_Exercise_
What follows is a listing; restate every line of it word for word.

(Some records)
[Start]

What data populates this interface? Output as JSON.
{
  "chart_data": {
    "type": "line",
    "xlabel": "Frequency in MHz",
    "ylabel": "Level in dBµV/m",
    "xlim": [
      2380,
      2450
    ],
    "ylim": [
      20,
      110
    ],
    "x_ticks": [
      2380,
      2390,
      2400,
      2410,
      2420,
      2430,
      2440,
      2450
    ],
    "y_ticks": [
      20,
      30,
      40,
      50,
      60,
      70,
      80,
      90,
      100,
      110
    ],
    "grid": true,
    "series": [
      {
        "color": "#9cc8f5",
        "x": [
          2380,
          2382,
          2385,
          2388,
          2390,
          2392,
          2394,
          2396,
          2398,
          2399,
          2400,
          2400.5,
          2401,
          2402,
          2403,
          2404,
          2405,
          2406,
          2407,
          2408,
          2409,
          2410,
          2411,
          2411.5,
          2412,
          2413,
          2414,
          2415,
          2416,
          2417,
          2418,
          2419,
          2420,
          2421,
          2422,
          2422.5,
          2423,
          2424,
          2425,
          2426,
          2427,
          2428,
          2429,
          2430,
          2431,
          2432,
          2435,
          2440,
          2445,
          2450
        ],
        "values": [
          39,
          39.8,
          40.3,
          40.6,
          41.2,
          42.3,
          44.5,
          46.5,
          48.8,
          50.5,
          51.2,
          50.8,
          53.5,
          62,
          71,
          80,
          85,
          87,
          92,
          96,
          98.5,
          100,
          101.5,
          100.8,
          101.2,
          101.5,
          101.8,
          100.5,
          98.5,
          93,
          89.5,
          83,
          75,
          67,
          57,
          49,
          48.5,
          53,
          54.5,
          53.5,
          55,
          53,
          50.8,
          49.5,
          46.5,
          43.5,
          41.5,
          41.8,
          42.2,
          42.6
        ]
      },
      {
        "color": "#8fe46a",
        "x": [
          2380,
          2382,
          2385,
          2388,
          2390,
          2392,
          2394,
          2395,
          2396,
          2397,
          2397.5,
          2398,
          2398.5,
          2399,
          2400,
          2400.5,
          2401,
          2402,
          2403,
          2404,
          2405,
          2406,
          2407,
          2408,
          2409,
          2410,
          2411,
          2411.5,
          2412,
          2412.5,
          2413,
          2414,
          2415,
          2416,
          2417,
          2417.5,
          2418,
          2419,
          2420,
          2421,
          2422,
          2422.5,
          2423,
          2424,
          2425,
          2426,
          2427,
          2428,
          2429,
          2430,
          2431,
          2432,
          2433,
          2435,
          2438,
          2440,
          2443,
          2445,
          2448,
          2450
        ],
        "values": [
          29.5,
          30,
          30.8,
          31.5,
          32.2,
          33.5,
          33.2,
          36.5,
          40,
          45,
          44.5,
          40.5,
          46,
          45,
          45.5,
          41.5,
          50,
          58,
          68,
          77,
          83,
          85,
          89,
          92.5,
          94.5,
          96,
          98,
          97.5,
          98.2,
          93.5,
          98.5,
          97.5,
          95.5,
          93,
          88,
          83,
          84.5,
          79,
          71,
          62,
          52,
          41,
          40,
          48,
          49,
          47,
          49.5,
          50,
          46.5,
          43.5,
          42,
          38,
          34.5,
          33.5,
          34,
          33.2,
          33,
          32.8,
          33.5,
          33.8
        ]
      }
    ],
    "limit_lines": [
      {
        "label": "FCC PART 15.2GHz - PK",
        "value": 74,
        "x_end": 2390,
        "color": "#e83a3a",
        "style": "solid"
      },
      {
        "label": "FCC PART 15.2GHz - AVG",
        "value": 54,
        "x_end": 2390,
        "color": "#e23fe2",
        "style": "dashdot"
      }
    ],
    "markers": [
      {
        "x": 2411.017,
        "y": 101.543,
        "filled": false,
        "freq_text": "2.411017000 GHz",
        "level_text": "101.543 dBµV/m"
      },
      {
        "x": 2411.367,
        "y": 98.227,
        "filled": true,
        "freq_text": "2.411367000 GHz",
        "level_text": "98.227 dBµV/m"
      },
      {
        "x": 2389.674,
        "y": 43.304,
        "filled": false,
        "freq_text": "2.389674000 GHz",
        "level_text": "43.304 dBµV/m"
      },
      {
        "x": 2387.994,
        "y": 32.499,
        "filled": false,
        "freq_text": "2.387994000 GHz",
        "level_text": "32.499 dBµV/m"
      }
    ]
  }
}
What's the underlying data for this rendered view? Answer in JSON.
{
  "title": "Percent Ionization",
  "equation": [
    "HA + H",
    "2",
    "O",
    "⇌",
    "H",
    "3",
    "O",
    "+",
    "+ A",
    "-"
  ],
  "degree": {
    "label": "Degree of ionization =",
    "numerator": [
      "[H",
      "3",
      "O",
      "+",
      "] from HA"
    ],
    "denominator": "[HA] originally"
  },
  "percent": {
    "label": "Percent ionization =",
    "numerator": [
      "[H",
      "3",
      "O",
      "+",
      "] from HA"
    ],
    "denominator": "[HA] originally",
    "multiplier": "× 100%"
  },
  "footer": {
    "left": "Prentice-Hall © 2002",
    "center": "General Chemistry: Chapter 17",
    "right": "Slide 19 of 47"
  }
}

[End]

_Solved problem_
What data populates this interface? Output as JSON.
{
  "chart_data": {
    "type": "line",
    "xlabel": "Frequency in MHz",
    "ylabel": "Level in dBµV/m",
    "xlim": [
      2380,
      2450
    ],
    "ylim": [
      20,
      110
    ],
    "x_ticks": [
      2380,
      2390,
      2400,
      2410,
      2420,
      2430,
      2440,
      2450
    ],
    "y_ticks": [
      20,
      30,
      40,
      50,
      60,
      70,
      80,
      90,
      100,
      110
    ],
    "grid": true,
    "series": [
      {
        "color": "#9cc8f5",
        "x": [
          2380,
          2382,
          2385,
          2388,
          2390,
          2392,
          2394,
          2396,
          2398,
          2399,
          2400,
          2400.5,
          2401,
          2402,
          2403,
          2404,
          2405,
          2406,
          2407,
          2408,
          2409,
          2410,
          2411,
          2411.5,
          2412,
          2413,
          2414,
          2415,
          2416,
          2417,
          2418,
          2419,
          2420,
          2421,
          2422,
          2422.5,
          2423,
          2424,
          2425,
          2426,
          2427,
          2428,
          2429,
          2430,
          2431,
          2432,
          2435,
          2440,
          2445,
          2450
        ],
        "values": [
          39,
          39.8,
          40.3,
          40.6,
          41.2,
          42.3,
          44.5,
          46.5,
          48.8,
          50.5,
          51.2,
          50.8,
          53.5,
          62,
          71,
          80,
          85,
          87,
          92,
          96,
          98.5,
          100,
          101.5,
          100.8,
          101.2,
          101.5,
          101.8,
          100.5,
          98.5,
          93,
          89.5,
          83,
          75,
          67,
          57,
          49,
          48.5,
          53,
          54.5,
          53.5,
          55,
          53,
          50.8,
          49.5,
          46.5,
          43.5,
          41.5,
          41.8,
          42.2,
          42.6
        ]
      },
      {
        "color": "#8fe46a",
        "x": [
          2380,
          2382,
          2385,
          2388,
          2390,
          2392,
          2394,
          2395,
          2396,
          2397,
          2397.5,
          2398,
          2398.5,
          2399,
          2400,
          2400.5,
          2401,
          2402,
          2403,
          2404,
          2405,
          2406,
          2407,
          2408,
          2409,
          2410,
          2411,
          2411.5,
          2412,
          2412.5,
          2413,
          2414,
          2415,
          2416,
          2417,
          2417.5,
          2418,
          2419,
          2420,
          2421,
          2422,
          2422.5,
          2423,
          2424,
          2425,
          2426,
          2427,
          2428,
          2429,
          2430,
          2431,
          2432,
          2433,
          2435,
          2438,
          2440,
          2443,
          2445,
          2448,
          2450
        ],
        "values": [
          29.5,
          30,
          30.8,
          31.5,
          32.2,
          33.5,
          33.2,
          36.5,
          40,
          45,
          44.5,
          40.5,
          46,
          45,
          45.5,
          41.5,
          50,
          58,
          68,
          77,
          83,
          85,
          89,
          92.5,
          94.5,
          96,
          98,
          97.5,
          98.2,
          93.5,
          98.5,
          97.5,
          95.5,
          93,
          88,
          83,
          84.5,
          79,
          71,
          62,
          52,
          41,
          40,
          48,
          49,
          47,
          49.5,
          50,
          46.5,
          43.5,
          42,
          38,
          34.5,
          33.5,
          34,
          33.2,
          33,
          32.8,
          33.5,
          33.8
        ]
      }
    ],
    "limit_lines": [
      {
        "label": "FCC PART 15.2GHz - PK",
        "value": 74,
        "x_end": 2390,
        "color": "#e83a3a",
        "style": "solid"
      },
      {
        "label": "FCC PART 15.2GHz - AVG",
        "value": 54,
        "x_end": 2390,
        "color": "#e23fe2",
        "style": "dashdot"
      }
    ],
    "markers": [
      {
        "x": 2411.017,
        "y": 101.543,
        "filled": false,
        "freq_text": "2.411017000 GHz",
        "level_text": "101.543 dBµV/m"
      },
      {
        "x": 2411.367,
        "y": 98.227,
        "filled": true,
        "freq_text": "2.411367000 GHz",
        "level_text": "98.227 dBµV/m"
      },
      {
        "x": 2389.674,
        "y": 43.304,
        "filled": false,
        "freq_text": "2.389674000 GHz",
        "level_text": "43.304 dBµV/m"
      },
      {
        "x": 2387.994,
        "y": 32.499,
        "filled": false,
        "freq_text": "2.387994000 GHz",
        "level_text": "32.499 dBµV/m"
      }
    ]
  }
}
What's the underlying data for this rendered view? Answer in JSON.
{
  "title": "Percent Ionization",
  "equation": [
    "HA + H",
    "2",
    "O",
    "⇌",
    "H",
    "3",
    "O",
    "+",
    "+ A",
    "-"
  ],
  "degree": {
    "label": "Degree of ionization =",
    "numerator": [
      "[H",
      "3",
      "O",
      "+",
      "] from HA"
    ],
    "denominator": "[HA] originally"
  },
  "percent": {
    "label": "Percent ionization =",
    "numerator": [
      "[H",
      "3",
      "O",
      "+",
      "] from HA"
    ],
    "denominator": "[HA] originally",
    "multiplier": "× 100%"
  },
  "footer": {
    "left": "Prentice-Hall © 2002",
    "center": "General Chemistry: Chapter 17",
    "right": "Slide 19 of 47"
  }
}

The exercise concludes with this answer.